Requirement: Gather up the lines with the word "common" in them.

Supplied data:
--*--
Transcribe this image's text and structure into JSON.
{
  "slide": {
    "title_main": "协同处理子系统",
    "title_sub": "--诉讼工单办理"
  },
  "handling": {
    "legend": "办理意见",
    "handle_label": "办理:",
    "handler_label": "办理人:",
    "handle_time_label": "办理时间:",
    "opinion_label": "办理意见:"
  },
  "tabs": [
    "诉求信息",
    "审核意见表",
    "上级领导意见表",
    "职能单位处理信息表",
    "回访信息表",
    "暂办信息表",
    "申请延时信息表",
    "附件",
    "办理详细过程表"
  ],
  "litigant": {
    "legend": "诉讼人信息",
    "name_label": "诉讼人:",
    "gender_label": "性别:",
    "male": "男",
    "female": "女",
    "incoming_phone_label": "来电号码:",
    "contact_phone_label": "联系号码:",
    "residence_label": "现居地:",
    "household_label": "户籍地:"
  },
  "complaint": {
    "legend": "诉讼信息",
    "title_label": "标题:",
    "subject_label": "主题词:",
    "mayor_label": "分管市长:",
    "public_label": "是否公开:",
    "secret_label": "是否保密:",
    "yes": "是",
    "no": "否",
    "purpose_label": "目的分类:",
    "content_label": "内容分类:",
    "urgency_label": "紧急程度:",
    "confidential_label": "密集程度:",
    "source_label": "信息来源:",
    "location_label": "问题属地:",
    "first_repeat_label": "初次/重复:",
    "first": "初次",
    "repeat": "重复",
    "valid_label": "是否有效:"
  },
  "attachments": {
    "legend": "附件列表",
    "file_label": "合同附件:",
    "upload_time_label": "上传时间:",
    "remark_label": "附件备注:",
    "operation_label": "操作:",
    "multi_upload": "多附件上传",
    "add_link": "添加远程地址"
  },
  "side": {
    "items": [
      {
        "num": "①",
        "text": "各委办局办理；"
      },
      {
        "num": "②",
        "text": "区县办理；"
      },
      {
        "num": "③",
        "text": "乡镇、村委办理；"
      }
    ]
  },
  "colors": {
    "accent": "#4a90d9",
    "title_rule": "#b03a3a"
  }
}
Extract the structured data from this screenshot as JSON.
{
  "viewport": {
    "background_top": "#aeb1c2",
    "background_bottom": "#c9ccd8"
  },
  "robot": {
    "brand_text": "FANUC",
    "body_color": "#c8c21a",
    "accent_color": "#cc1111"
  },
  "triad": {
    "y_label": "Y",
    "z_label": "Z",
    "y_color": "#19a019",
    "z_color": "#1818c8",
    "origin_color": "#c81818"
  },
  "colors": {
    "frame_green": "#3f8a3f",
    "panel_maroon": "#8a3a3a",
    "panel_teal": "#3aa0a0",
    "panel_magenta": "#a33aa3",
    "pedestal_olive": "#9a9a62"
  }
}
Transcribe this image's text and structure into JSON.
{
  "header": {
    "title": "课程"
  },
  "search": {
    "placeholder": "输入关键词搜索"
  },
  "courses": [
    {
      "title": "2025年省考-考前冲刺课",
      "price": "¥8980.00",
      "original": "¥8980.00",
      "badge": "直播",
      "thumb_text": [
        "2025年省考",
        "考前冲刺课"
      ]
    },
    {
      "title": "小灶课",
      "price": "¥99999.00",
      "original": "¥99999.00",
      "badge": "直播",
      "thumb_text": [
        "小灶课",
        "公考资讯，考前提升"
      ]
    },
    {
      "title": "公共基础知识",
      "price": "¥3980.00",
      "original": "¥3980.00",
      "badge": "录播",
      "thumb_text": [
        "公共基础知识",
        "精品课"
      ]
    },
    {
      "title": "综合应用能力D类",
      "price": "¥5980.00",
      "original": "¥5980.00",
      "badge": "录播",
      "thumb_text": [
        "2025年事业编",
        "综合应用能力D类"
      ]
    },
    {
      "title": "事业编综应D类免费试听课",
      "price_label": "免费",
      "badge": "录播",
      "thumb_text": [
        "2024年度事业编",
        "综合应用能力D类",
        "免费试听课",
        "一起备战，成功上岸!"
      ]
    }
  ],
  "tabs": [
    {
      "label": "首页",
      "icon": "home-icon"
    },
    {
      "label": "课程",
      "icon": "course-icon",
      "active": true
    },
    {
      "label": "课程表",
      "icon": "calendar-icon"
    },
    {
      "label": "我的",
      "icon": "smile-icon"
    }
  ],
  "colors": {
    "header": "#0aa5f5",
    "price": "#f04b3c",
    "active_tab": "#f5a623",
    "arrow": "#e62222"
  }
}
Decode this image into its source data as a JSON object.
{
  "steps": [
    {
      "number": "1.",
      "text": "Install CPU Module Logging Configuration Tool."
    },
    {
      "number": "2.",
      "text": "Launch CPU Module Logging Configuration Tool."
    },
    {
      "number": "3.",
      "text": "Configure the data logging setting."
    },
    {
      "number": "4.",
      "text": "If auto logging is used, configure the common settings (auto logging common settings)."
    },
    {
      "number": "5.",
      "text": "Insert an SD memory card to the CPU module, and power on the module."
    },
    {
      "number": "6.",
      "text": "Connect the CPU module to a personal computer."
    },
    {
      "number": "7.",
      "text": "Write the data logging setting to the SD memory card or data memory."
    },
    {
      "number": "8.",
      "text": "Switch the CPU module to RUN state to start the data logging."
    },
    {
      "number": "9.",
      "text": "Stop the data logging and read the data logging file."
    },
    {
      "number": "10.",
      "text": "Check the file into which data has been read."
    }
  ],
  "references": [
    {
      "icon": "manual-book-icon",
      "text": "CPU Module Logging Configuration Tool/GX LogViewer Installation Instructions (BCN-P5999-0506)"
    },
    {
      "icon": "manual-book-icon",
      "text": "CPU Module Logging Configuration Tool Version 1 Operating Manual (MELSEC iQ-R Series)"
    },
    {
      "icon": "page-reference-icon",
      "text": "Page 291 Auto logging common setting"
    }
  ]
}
--*--
Final result:
      "text": "If auto logging is used, configure the common settings (auto logging common settings)."
      "text": "Page 291 Auto logging common setting"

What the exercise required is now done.